Task description: Starting with the line that contains "Parse this screenshot: output", copy every line through the end of the data below, exactly and with nothing added.

Stored data:
<<<<

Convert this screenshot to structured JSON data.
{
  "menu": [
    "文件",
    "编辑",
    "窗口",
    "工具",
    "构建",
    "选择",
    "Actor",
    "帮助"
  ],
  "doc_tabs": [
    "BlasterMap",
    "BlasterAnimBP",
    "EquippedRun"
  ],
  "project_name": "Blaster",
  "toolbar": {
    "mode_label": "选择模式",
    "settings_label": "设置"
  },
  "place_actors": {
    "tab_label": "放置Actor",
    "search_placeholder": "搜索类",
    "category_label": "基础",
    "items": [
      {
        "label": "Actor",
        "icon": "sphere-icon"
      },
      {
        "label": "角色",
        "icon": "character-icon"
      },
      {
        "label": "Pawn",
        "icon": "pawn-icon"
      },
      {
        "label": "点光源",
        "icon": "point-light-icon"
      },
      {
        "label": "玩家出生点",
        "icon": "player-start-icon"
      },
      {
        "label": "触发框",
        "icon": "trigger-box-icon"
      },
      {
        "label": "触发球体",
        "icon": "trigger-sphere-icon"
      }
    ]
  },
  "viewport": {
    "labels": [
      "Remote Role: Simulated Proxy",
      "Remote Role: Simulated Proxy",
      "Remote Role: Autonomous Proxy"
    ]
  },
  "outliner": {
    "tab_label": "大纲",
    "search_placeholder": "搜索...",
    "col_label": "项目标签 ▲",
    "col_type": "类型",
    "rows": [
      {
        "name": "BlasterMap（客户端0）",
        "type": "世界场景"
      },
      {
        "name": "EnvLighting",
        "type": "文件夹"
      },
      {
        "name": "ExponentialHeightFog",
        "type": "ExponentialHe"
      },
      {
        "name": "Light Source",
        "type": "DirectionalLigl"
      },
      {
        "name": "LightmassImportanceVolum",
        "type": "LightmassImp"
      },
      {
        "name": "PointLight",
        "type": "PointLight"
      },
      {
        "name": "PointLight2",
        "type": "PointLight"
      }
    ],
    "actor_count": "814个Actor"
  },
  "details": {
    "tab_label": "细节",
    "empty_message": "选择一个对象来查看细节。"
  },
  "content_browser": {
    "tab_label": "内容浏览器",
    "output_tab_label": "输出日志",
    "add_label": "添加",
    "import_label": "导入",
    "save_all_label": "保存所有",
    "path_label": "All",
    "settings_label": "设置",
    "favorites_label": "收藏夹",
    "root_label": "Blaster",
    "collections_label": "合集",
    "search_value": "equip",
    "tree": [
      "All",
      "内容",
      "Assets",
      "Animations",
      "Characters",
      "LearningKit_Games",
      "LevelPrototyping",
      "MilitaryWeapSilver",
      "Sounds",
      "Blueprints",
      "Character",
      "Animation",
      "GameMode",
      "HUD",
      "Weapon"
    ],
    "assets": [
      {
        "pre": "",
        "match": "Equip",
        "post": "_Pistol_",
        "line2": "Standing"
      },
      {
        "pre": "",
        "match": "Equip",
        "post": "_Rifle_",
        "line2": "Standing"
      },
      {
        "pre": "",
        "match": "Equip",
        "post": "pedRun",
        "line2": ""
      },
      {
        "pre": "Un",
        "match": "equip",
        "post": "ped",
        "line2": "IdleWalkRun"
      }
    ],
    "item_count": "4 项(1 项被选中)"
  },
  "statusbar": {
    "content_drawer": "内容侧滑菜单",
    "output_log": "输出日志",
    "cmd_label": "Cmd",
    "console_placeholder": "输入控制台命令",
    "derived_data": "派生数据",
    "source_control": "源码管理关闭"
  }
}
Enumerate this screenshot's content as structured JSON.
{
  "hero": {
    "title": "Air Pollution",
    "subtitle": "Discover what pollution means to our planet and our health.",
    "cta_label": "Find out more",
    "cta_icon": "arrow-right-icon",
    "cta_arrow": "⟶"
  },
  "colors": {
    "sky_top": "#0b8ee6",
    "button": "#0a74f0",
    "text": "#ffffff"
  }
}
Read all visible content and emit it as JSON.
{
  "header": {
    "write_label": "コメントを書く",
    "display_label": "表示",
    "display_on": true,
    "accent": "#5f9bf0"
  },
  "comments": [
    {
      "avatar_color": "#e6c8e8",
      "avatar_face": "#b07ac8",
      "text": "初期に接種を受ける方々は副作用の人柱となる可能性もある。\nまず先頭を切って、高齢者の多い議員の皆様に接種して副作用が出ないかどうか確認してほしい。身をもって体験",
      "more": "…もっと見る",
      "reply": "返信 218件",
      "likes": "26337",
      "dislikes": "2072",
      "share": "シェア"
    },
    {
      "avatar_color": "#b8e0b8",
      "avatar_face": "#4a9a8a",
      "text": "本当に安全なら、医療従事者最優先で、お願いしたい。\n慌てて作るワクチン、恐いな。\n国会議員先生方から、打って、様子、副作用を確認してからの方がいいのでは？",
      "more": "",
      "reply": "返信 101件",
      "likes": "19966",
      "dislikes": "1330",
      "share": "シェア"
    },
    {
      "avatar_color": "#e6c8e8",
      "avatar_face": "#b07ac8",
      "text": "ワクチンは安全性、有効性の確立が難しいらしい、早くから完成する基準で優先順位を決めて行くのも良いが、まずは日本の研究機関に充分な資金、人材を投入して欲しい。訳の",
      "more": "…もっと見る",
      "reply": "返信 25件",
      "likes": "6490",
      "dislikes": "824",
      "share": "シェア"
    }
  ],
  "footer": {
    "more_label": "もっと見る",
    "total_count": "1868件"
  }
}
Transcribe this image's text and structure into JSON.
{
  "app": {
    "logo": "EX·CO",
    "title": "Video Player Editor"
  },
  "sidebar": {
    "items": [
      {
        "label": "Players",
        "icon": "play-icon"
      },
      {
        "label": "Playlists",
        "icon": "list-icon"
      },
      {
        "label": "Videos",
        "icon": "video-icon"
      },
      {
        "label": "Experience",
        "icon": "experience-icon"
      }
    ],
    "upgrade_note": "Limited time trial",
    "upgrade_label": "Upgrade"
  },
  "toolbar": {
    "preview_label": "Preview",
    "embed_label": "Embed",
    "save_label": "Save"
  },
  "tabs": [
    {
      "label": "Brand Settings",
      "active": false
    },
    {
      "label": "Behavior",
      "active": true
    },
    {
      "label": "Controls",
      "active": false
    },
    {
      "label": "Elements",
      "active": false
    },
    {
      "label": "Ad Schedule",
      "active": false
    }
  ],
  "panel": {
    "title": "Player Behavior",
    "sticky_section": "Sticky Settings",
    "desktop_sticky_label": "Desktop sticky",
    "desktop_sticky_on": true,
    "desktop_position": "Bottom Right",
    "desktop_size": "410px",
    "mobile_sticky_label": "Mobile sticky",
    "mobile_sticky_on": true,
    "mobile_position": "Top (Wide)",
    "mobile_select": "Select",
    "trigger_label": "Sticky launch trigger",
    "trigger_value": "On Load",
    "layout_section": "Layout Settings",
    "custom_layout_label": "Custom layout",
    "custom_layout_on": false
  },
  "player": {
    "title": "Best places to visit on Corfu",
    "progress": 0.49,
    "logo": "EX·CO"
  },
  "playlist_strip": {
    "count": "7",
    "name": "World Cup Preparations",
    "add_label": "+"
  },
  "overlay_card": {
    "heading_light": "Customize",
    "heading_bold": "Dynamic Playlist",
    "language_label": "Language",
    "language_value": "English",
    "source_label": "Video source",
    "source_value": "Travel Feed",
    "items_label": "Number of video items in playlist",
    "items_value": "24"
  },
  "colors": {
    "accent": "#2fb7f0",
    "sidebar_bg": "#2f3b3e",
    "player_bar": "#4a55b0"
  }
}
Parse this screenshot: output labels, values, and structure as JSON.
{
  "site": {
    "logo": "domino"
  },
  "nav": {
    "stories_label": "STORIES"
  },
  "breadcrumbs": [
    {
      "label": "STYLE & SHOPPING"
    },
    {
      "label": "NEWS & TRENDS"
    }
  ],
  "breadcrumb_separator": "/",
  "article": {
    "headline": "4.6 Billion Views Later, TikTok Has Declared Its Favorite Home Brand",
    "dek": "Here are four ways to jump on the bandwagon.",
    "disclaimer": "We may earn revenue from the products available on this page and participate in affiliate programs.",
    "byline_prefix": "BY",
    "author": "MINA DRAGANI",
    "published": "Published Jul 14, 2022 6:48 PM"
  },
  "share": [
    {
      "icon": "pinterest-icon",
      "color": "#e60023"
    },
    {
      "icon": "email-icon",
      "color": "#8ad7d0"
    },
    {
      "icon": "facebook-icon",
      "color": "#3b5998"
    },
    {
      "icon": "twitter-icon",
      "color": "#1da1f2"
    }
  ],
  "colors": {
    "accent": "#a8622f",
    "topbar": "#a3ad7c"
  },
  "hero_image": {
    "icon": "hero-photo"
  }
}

>>>>

Final result:
Parse this screenshot: output labels, values, and structure as JSON.
{
  "site": {
    "logo": "domino"
  },
  "nav": {
    "stories_label": "STORIES"
  },
  "breadcrumbs": [
    {
      "label": "STYLE & SHOPPING"
    },
    {
      "label": "NEWS & TRENDS"
    }
  ],
  "breadcrumb_separator": "/",
  "article": {
    "headline": "4.6 Billion Views Later, TikTok Has Declared Its Favorite Home Brand",
    "dek": "Here are four ways to jump on the bandwagon.",
    "disclaimer": "We may earn revenue from the products available on this page and participate in affiliate programs.",
    "byline_prefix": "BY",
    "author": "MINA DRAGANI",
    "published": "Published Jul 14, 2022 6:48 PM"
  },
  "share": [
    {
      "icon": "pinterest-icon",
      "color": "#e60023"
    },
    {
      "icon": "email-icon",
      "color": "#8ad7d0"
    },
    {
      "icon": "facebook-icon",
      "color": "#3b5998"
    },
    {
      "icon": "twitter-icon",
      "color": "#1da1f2"
    }
  ],
  "colors": {
    "accent": "#a8622f",
    "topbar": "#a3ad7c"
  },
  "hero_image": {
    "icon": "hero-photo"
  }
}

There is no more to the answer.